Records

⁂

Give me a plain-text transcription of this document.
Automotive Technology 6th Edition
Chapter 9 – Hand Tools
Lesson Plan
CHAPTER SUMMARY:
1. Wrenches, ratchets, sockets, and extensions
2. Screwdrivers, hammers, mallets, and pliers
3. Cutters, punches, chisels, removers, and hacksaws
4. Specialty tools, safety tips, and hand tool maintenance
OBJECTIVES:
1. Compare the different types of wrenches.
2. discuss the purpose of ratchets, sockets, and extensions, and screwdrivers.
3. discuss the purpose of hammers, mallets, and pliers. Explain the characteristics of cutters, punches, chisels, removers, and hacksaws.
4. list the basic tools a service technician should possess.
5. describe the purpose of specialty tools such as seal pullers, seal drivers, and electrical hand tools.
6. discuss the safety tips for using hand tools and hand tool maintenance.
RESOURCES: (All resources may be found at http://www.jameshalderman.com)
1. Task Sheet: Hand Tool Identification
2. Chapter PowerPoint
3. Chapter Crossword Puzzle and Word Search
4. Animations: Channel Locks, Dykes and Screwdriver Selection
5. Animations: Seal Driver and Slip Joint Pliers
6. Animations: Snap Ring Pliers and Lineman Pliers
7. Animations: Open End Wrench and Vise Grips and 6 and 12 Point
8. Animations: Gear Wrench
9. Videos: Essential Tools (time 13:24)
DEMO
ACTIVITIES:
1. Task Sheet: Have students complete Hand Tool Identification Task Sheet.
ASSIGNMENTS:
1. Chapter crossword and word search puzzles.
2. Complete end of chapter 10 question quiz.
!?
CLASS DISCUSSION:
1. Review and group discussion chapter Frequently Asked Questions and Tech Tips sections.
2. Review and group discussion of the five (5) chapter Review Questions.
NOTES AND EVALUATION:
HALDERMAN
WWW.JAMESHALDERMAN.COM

⁂

▶ Problem description:
Note each line of the entries that has "hammers" in it, and copy those lines.

▶ Written answer:
2. Screwdrivers, hammers, mallets, and pliers
3. discuss the purpose of hammers, mallets, and pliers. Explain the characteristics of cutters, punches, chisels, removers, and hacksaws.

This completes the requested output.